Records taken from a dataset
┌──
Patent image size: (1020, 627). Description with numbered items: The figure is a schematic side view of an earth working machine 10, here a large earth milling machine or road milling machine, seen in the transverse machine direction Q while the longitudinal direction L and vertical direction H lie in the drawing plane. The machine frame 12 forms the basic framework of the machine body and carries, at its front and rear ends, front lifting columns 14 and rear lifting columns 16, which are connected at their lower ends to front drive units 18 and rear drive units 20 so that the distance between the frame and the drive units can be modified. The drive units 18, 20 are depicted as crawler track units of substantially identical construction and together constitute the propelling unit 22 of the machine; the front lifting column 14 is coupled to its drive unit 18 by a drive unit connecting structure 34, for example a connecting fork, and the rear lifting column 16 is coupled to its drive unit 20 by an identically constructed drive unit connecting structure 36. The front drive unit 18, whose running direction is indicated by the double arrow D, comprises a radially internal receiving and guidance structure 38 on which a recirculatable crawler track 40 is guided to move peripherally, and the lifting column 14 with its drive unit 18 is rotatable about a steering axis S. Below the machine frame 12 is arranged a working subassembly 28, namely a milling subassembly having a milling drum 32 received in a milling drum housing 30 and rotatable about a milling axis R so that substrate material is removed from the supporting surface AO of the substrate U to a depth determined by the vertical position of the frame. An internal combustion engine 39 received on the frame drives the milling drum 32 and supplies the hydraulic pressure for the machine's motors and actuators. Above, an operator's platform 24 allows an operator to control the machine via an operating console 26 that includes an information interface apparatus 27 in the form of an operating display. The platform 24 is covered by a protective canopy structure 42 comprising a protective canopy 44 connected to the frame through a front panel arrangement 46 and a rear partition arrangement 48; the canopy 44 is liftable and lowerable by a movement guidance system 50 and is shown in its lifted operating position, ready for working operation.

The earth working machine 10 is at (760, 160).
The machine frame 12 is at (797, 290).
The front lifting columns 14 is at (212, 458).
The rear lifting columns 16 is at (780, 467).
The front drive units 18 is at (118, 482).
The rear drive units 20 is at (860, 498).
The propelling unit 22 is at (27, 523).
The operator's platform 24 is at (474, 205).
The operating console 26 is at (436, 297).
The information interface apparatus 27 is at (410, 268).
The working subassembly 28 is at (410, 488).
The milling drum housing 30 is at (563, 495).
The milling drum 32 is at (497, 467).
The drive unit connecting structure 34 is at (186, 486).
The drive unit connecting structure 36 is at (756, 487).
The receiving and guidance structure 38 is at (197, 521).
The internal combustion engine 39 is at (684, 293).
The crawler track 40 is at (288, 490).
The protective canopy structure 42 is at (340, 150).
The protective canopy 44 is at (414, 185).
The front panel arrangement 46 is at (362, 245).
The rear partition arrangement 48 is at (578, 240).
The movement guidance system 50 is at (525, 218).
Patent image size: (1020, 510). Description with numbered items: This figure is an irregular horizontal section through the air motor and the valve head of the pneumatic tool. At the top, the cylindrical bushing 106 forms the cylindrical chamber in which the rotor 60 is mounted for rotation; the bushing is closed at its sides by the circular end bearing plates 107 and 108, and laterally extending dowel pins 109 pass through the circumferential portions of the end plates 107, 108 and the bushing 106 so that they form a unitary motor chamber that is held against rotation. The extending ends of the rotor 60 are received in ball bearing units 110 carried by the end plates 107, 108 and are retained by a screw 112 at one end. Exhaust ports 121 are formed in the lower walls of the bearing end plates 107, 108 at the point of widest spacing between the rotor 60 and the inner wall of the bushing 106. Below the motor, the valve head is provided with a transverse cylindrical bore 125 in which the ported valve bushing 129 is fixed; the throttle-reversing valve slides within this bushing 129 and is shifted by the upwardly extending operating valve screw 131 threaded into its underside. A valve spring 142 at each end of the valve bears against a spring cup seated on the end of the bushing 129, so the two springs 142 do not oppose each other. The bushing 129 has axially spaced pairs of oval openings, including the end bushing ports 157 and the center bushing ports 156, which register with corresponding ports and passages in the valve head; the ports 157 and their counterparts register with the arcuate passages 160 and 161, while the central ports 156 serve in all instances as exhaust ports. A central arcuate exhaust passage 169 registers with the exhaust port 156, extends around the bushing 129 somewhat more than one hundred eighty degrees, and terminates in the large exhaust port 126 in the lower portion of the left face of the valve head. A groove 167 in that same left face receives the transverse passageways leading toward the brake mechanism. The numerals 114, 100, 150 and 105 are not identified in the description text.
└──
WHAT TO PRODUCE =
Please say how many lines of the listing above contain the string "throttle", treating uppercase and lowercase as different, and reply with only that number.

COMPLETED TASK =
1